WHAT THE TASK ASKS.
Transcribe every line exactly. Leave the pictures behind.

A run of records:
>>>>

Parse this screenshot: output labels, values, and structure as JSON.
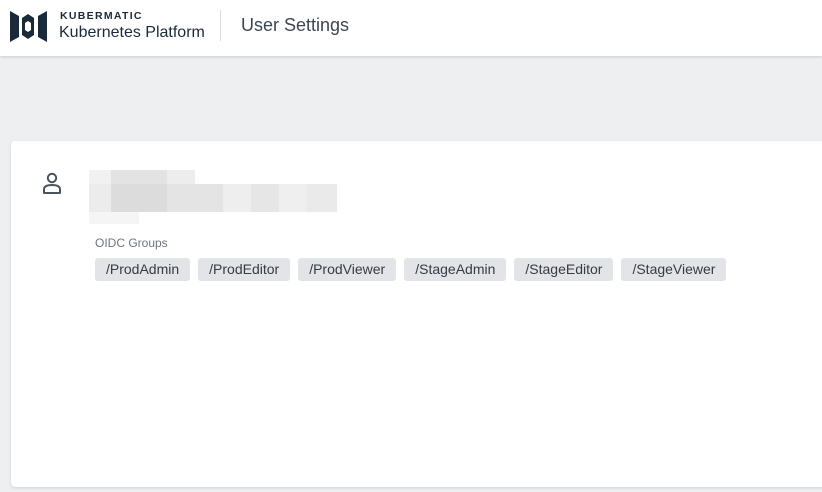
{
  "header": {
    "brand_name": "KUBERMATIC",
    "brand_product": "Kubernetes Platform",
    "page_title": "User Settings",
    "logo_icon": "kubermatic-logo-icon"
  },
  "profile": {
    "avatar_icon": "person-icon",
    "name_redacted": true,
    "oidc_groups_label": "OIDC Groups",
    "oidc_groups": [
      "/ProdAdmin",
      "/ProdEditor",
      "/ProdViewer",
      "/StageAdmin",
      "/StageEditor",
      "/StageViewer"
    ]
  },
  "colors": {
    "brand": "#1b2a3a",
    "page_background": "#eeeff1",
    "chip_background": "#e2e4e7"
  }
}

<<<<

THE RESULT.
Parse this screenshot: output labels, values, and structure as JSON.
{
  "header": {
    "brand_name": "KUBERMATIC",
    "brand_product": "Kubernetes Platform",
    "page_title": "User Settings",
    "logo_icon": "kubermatic-logo-icon"
  },
  "profile": {
    "avatar_icon": "person-icon",
    "name_redacted": true,
    "oidc_groups_label": "OIDC Groups",
    "oidc_groups": [
      "/ProdAdmin",
      "/ProdEditor",
      "/ProdViewer",
      "/StageAdmin",
      "/StageEditor",
      "/StageViewer"
    ]
  },
  "colors": {
    "brand": "#1b2a3a",
    "page_background": "#eeeff1",
    "chip_background": "#e2e4e7"
  }
}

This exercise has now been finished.